# Supplied records:

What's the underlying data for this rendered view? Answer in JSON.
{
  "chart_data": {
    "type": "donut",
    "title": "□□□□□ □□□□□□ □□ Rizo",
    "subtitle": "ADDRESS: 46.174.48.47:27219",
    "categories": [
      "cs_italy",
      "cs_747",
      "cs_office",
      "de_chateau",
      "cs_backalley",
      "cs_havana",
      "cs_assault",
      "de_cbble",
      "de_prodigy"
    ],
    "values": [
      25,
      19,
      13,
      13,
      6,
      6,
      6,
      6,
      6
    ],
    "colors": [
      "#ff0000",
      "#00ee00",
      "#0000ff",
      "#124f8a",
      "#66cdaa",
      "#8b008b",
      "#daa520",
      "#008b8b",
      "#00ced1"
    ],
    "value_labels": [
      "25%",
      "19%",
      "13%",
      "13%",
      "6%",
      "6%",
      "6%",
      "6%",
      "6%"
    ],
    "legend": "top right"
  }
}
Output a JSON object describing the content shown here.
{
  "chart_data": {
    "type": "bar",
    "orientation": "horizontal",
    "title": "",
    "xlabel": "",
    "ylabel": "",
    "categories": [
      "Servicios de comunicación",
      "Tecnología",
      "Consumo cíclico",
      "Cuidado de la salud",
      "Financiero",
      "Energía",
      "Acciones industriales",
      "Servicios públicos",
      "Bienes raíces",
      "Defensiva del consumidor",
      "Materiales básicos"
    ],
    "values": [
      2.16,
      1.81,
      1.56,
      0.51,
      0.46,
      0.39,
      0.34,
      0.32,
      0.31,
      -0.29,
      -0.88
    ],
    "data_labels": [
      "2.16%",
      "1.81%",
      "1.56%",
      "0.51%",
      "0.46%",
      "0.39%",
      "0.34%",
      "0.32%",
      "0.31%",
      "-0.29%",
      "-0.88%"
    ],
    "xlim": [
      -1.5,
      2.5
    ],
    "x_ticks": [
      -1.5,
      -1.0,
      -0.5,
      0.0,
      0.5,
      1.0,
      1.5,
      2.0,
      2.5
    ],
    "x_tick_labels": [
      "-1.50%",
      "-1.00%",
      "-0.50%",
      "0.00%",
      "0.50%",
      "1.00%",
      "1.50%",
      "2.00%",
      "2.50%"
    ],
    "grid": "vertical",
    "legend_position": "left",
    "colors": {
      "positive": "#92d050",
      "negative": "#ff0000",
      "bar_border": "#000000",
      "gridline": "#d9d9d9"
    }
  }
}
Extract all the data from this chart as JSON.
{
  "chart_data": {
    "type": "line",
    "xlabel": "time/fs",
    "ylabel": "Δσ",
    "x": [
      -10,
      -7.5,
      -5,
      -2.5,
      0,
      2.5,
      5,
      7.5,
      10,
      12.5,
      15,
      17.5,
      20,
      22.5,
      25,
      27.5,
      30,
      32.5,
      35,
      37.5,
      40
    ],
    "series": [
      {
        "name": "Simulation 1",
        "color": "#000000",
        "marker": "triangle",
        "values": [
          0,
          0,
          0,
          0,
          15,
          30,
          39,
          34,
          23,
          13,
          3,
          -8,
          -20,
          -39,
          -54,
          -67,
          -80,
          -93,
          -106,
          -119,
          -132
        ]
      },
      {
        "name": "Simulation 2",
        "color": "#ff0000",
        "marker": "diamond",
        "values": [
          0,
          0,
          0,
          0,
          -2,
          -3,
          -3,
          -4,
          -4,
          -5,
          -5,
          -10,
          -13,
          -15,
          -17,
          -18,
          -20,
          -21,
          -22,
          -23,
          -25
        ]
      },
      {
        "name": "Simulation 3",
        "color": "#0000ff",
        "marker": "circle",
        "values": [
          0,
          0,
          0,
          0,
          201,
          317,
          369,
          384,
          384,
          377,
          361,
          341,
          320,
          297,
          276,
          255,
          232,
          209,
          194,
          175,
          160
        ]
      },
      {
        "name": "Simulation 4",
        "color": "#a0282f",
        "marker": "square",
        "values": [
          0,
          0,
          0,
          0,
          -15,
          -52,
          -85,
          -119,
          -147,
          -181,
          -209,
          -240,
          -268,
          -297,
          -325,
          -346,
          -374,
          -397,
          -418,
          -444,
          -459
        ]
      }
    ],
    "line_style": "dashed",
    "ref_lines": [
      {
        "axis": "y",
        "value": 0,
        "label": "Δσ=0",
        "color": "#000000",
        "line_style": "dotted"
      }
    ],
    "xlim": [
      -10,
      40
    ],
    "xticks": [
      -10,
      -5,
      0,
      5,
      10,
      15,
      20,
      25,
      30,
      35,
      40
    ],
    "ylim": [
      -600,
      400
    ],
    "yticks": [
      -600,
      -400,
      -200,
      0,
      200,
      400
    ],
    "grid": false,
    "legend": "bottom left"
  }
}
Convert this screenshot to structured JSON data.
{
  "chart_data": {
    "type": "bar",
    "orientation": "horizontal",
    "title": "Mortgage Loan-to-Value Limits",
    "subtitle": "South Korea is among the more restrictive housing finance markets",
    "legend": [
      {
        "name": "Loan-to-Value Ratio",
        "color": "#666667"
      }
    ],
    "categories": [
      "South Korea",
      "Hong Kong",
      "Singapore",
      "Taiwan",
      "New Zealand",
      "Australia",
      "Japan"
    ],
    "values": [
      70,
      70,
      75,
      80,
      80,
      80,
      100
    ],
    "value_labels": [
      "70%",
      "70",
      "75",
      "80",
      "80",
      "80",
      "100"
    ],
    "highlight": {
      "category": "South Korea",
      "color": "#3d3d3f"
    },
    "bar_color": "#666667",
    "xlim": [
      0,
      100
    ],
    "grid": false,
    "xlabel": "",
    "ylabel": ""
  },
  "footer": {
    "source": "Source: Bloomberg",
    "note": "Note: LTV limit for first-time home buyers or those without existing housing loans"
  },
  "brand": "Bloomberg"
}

# Exercise:
Reproduce the entire listing word for word.

# Completed exercise:
What's the underlying data for this rendered view? Answer in JSON.
{
  "chart_data": {
    "type": "donut",
    "title": "□□□□□ □□□□□□ □□ Rizo",
    "subtitle": "ADDRESS: 46.174.48.47:27219",
    "categories": [
      "cs_italy",
      "cs_747",
      "cs_office",
      "de_chateau",
      "cs_backalley",
      "cs_havana",
      "cs_assault",
      "de_cbble",
      "de_prodigy"
    ],
    "values": [
      25,
      19,
      13,
      13,
      6,
      6,
      6,
      6,
      6
    ],
    "colors": [
      "#ff0000",
      "#00ee00",
      "#0000ff",
      "#124f8a",
      "#66cdaa",
      "#8b008b",
      "#daa520",
      "#008b8b",
      "#00ced1"
    ],
    "value_labels": [
      "25%",
      "19%",
      "13%",
      "13%",
      "6%",
      "6%",
      "6%",
      "6%",
      "6%"
    ],
    "legend": "top right"
  }
}
Output a JSON object describing the content shown here.
{
  "chart_data": {
    "type": "bar",
    "orientation": "horizontal",
    "title": "",
    "xlabel": "",
    "ylabel": "",
    "categories": [
      "Servicios de comunicación",
      "Tecnología",
      "Consumo cíclico",
      "Cuidado de la salud",
      "Financiero",
      "Energía",
      "Acciones industriales",
      "Servicios públicos",
      "Bienes raíces",
      "Defensiva del consumidor",
      "Materiales básicos"
    ],
    "values": [
      2.16,
      1.81,
      1.56,
      0.51,
      0.46,
      0.39,
      0.34,
      0.32,
      0.31,
      -0.29,
      -0.88
    ],
    "data_labels": [
      "2.16%",
      "1.81%",
      "1.56%",
      "0.51%",
      "0.46%",
      "0.39%",
      "0.34%",
      "0.32%",
      "0.31%",
      "-0.29%",
      "-0.88%"
    ],
    "xlim": [
      -1.5,
      2.5
    ],
    "x_ticks": [
      -1.5,
      -1.0,
      -0.5,
      0.0,
      0.5,
      1.0,
      1.5,
      2.0,
      2.5
    ],
    "x_tick_labels": [
      "-1.50%",
      "-1.00%",
      "-0.50%",
      "0.00%",
      "0.50%",
      "1.00%",
      "1.50%",
      "2.00%",
      "2.50%"
    ],
    "grid": "vertical",
    "legend_position": "left",
    "colors": {
      "positive": "#92d050",
      "negative": "#ff0000",
      "bar_border": "#000000",
      "gridline": "#d9d9d9"
    }
  }
}
Extract all the data from this chart as JSON.
{
  "chart_data": {
    "type": "line",
    "xlabel": "time/fs",
    "ylabel": "Δσ",
    "x": [
      -10,
      -7.5,
      -5,
      -2.5,
      0,
      2.5,
      5,
      7.5,
      10,
      12.5,
      15,
      17.5,
      20,
      22.5,
      25,
      27.5,
      30,
      32.5,
      35,
      37.5,
      40
    ],
    "series": [
      {
        "name": "Simulation 1",
        "color": "#000000",
        "marker": "triangle",
        "values": [
          0,
          0,
          0,
          0,
          15,
          30,
          39,
          34,
          23,
          13,
          3,
          -8,
          -20,
          -39,
          -54,
          -67,
          -80,
          -93,
          -106,
          -119,
          -132
        ]
      },
      {
        "name": "Simulation 2",
        "color": "#ff0000",
        "marker": "diamond",
        "values": [
          0,
          0,
          0,
          0,
          -2,
          -3,
          -3,
          -4,
          -4,
          -5,
          -5,
          -10,
          -13,
          -15,
          -17,
          -18,
          -20,
          -21,
          -22,
          -23,
          -25
        ]
      },
      {
        "name": "Simulation 3",
        "color": "#0000ff",
        "marker": "circle",
        "values": [
          0,
          0,
          0,
          0,
          201,
          317,
          369,
          384,
          384,
          377,
          361,
          341,
          320,
          297,
          276,
          255,
          232,
          209,
          194,
          175,
          160
        ]
      },
      {
        "name": "Simulation 4",
        "color": "#a0282f",
        "marker": "square",
        "values": [
          0,
          0,
          0,
          0,
          -15,
          -52,
          -85,
          -119,
          -147,
          -181,
          -209,
          -240,
          -268,
          -297,
          -325,
          -346,
          -374,
          -397,
          -418,
          -444,
          -459
        ]
      }
    ],
    "line_style": "dashed",
    "ref_lines": [
      {
        "axis": "y",
        "value": 0,
        "label": "Δσ=0",
        "color": "#000000",
        "line_style": "dotted"
      }
    ],
    "xlim": [
      -10,
      40
    ],
    "xticks": [
      -10,
      -5,
      0,
      5,
      10,
      15,
      20,
      25,
      30,
      35,
      40
    ],
    "ylim": [
      -600,
      400
    ],
    "yticks": [
      -600,
      -400,
      -200,
      0,
      200,
      400
    ],
    "grid": false,
    "legend": "bottom left"
  }
}
Convert this screenshot to structured JSON data.
{
  "chart_data": {
    "type": "bar",
    "orientation": "horizontal",
    "title": "Mortgage Loan-to-Value Limits",
    "subtitle": "South Korea is among the more restrictive housing finance markets",
    "legend": [
      {
        "name": "Loan-to-Value Ratio",
        "color": "#666667"
      }
    ],
    "categories": [
      "South Korea",
      "Hong Kong",
      "Singapore",
      "Taiwan",
      "New Zealand",
      "Australia",
      "Japan"
    ],
    "values": [
      70,
      70,
      75,
      80,
      80,
      80,
      100
    ],
    "value_labels": [
      "70%",
      "70",
      "75",
      "80",
      "80",
      "80",
      "100"
    ],
    "highlight": {
      "category": "South Korea",
      "color": "#3d3d3f"
    },
    "bar_color": "#666667",
    "xlim": [
      0,
      100
    ],
    "grid": false,
    "xlabel": "",
    "ylabel": ""
  },
  "footer": {
    "source": "Source: Bloomberg",
    "note": "Note: LTV limit for first-time home buyers or those without existing housing loans"
  },
  "brand": "Bloomberg"
}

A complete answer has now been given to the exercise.